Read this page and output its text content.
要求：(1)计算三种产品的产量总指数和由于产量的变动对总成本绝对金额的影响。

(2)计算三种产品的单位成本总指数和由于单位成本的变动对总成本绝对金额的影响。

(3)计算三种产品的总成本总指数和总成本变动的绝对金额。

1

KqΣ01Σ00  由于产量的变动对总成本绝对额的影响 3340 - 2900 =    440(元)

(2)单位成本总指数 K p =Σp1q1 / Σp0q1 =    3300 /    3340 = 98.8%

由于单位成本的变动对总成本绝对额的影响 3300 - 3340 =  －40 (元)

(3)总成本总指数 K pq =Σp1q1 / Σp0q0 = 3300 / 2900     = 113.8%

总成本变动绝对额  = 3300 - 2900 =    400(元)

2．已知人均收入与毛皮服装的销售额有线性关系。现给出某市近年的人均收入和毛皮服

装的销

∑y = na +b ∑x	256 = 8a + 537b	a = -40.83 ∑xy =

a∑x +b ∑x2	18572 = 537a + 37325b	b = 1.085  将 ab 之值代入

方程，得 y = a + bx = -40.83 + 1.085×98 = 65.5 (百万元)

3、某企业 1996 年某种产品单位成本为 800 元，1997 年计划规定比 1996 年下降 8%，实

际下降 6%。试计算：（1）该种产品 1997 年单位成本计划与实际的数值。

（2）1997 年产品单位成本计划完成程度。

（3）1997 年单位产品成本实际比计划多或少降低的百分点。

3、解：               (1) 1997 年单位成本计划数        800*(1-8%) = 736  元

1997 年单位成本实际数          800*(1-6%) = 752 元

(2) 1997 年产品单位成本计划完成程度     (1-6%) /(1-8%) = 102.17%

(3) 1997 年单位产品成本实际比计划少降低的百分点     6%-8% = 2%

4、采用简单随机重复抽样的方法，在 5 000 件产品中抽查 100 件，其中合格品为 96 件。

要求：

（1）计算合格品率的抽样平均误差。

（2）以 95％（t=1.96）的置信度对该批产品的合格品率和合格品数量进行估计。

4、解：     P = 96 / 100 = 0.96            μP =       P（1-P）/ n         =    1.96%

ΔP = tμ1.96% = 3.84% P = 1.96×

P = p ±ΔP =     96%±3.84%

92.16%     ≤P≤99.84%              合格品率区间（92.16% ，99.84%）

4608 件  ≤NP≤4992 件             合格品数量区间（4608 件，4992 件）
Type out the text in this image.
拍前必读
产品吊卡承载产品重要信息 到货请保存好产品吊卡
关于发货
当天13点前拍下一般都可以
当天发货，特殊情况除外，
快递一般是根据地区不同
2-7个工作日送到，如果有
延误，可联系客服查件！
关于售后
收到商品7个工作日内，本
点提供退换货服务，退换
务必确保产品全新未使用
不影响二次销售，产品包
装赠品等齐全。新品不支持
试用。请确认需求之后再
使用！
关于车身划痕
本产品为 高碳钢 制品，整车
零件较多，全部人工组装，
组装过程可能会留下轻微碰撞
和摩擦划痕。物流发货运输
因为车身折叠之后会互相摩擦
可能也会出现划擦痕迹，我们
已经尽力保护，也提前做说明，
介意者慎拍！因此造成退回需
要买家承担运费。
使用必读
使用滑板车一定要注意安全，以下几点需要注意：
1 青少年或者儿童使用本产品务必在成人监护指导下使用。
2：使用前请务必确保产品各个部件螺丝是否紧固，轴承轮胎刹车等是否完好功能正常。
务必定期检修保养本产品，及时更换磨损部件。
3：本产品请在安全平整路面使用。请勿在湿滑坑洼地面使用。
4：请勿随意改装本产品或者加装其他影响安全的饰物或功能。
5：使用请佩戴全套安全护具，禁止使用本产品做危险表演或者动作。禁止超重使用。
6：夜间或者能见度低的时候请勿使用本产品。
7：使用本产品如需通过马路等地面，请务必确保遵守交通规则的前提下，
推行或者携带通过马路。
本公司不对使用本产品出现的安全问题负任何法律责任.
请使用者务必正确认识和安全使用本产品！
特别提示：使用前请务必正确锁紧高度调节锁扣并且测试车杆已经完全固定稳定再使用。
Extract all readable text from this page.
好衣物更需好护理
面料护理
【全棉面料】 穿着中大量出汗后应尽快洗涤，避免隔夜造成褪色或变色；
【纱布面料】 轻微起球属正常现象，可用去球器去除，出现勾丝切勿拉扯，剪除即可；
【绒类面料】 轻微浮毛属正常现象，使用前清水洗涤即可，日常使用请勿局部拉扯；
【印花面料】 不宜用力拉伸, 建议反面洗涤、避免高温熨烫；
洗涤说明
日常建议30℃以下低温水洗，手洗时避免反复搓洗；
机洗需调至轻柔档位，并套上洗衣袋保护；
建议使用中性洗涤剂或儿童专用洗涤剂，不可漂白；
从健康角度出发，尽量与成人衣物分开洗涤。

○ ○ ○ ○

▶ _TO DO_
Write out all the entries exactly.

▶ _TASK SOLUTION_
Read this page and output its text content.
要求：(1)计算三种产品的产量总指数和由于产量的变动对总成本绝对金额的影响。

(2)计算三种产品的单位成本总指数和由于单位成本的变动对总成本绝对金额的影响。

(3)计算三种产品的总成本总指数和总成本变动的绝对金额。

1

KqΣ01Σ00  由于产量的变动对总成本绝对额的影响 3340 - 2900 =    440(元)

(2)单位成本总指数 K p =Σp1q1 / Σp0q1 =    3300 /    3340 = 98.8%

由于单位成本的变动对总成本绝对额的影响 3300 - 3340 =  －40 (元)

(3)总成本总指数 K pq =Σp1q1 / Σp0q0 = 3300 / 2900     = 113.8%

总成本变动绝对额  = 3300 - 2900 =    400(元)

2．已知人均收入与毛皮服装的销售额有线性关系。现给出某市近年的人均收入和毛皮服

装的销

∑y = na +b ∑x	256 = 8a + 537b	a = -40.83 ∑xy =

a∑x +b ∑x2	18572 = 537a + 37325b	b = 1.085  将 ab 之值代入

方程，得 y = a + bx = -40.83 + 1.085×98 = 65.5 (百万元)

3、某企业 1996 年某种产品单位成本为 800 元，1997 年计划规定比 1996 年下降 8%，实

际下降 6%。试计算：（1）该种产品 1997 年单位成本计划与实际的数值。

（2）1997 年产品单位成本计划完成程度。

（3）1997 年单位产品成本实际比计划多或少降低的百分点。

3、解：               (1) 1997 年单位成本计划数        800*(1-8%) = 736  元

1997 年单位成本实际数          800*(1-6%) = 752 元

(2) 1997 年产品单位成本计划完成程度     (1-6%) /(1-8%) = 102.17%

(3) 1997 年单位产品成本实际比计划少降低的百分点     6%-8% = 2%

4、采用简单随机重复抽样的方法，在 5 000 件产品中抽查 100 件，其中合格品为 96 件。

要求：

（1）计算合格品率的抽样平均误差。

（2）以 95％（t=1.96）的置信度对该批产品的合格品率和合格品数量进行估计。

4、解：     P = 96 / 100 = 0.96            μP =       P（1-P）/ n         =    1.96%

ΔP = tμ1.96% = 3.84% P = 1.96×

P = p ±ΔP =     96%±3.84%

92.16%     ≤P≤99.84%              合格品率区间（92.16% ，99.84%）

4608 件  ≤NP≤4992 件             合格品数量区间（4608 件，4992 件）
Type out the text in this image.
拍前必读
产品吊卡承载产品重要信息 到货请保存好产品吊卡
关于发货
当天13点前拍下一般都可以
当天发货，特殊情况除外，
快递一般是根据地区不同
2-7个工作日送到，如果有
延误，可联系客服查件！
关于售后
收到商品7个工作日内，本
点提供退换货服务，退换
务必确保产品全新未使用
不影响二次销售，产品包
装赠品等齐全。新品不支持
试用。请确认需求之后再
使用！
关于车身划痕
本产品为 高碳钢 制品，整车
零件较多，全部人工组装，
组装过程可能会留下轻微碰撞
和摩擦划痕。物流发货运输
因为车身折叠之后会互相摩擦
可能也会出现划擦痕迹，我们
已经尽力保护，也提前做说明，
介意者慎拍！因此造成退回需
要买家承担运费。
使用必读
使用滑板车一定要注意安全，以下几点需要注意：
1 青少年或者儿童使用本产品务必在成人监护指导下使用。
2：使用前请务必确保产品各个部件螺丝是否紧固，轴承轮胎刹车等是否完好功能正常。
务必定期检修保养本产品，及时更换磨损部件。
3：本产品请在安全平整路面使用。请勿在湿滑坑洼地面使用。
4：请勿随意改装本产品或者加装其他影响安全的饰物或功能。
5：使用请佩戴全套安全护具，禁止使用本产品做危险表演或者动作。禁止超重使用。
6：夜间或者能见度低的时候请勿使用本产品。
7：使用本产品如需通过马路等地面，请务必确保遵守交通规则的前提下，
推行或者携带通过马路。
本公司不对使用本产品出现的安全问题负任何法律责任.
请使用者务必正确认识和安全使用本产品！
特别提示：使用前请务必正确锁紧高度调节锁扣并且测试车杆已经完全固定稳定再使用。
Extract all readable text from this page.
好衣物更需好护理
面料护理
【全棉面料】 穿着中大量出汗后应尽快洗涤，避免隔夜造成褪色或变色；
【纱布面料】 轻微起球属正常现象，可用去球器去除，出现勾丝切勿拉扯，剪除即可；
【绒类面料】 轻微浮毛属正常现象，使用前清水洗涤即可，日常使用请勿局部拉扯；
【印花面料】 不宜用力拉伸, 建议反面洗涤、避免高温熨烫；
洗涤说明
日常建议30℃以下低温水洗，手洗时避免反复搓洗；
机洗需调至轻柔档位，并套上洗衣袋保护；
建议使用中性洗涤剂或儿童专用洗涤剂，不可漂白；
从健康角度出发，尽量与成人衣物分开洗涤。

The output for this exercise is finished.